Short exercise
Return the number of lines that include the string "Rolling", without any other text.

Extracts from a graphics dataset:
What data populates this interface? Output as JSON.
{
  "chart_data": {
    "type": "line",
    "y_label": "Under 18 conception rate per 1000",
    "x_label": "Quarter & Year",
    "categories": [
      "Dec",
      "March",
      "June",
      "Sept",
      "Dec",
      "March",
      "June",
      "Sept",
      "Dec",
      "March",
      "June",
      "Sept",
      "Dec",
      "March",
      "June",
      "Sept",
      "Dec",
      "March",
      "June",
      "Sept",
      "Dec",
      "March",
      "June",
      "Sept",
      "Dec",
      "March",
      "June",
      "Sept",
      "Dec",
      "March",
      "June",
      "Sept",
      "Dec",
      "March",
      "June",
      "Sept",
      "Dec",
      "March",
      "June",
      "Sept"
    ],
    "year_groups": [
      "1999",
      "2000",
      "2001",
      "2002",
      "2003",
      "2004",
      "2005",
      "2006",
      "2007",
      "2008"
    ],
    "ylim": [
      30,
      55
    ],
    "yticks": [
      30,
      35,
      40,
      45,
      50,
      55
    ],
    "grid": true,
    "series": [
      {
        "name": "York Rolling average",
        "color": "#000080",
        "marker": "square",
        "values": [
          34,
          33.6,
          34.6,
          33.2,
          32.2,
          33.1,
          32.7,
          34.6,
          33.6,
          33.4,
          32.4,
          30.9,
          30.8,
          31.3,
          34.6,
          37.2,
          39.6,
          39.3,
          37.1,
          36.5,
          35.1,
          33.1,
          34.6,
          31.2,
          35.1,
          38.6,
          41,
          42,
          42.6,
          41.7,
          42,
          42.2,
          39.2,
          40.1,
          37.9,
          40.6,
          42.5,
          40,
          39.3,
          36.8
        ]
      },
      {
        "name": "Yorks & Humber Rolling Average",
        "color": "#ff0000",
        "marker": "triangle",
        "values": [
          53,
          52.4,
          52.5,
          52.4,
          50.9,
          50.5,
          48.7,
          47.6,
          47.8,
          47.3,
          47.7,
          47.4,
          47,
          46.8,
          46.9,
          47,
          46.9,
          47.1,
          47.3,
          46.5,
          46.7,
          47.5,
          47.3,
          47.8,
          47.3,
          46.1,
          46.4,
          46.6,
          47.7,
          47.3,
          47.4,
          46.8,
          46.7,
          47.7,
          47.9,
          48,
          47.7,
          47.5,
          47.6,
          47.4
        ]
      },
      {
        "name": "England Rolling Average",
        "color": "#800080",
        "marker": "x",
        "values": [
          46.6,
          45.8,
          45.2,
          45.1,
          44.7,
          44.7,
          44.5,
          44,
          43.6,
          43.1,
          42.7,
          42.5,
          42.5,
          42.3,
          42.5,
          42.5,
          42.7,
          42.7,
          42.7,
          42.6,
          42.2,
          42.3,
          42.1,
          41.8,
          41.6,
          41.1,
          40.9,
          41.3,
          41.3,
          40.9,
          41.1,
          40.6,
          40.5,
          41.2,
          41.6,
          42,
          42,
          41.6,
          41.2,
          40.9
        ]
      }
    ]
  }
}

Solution below
3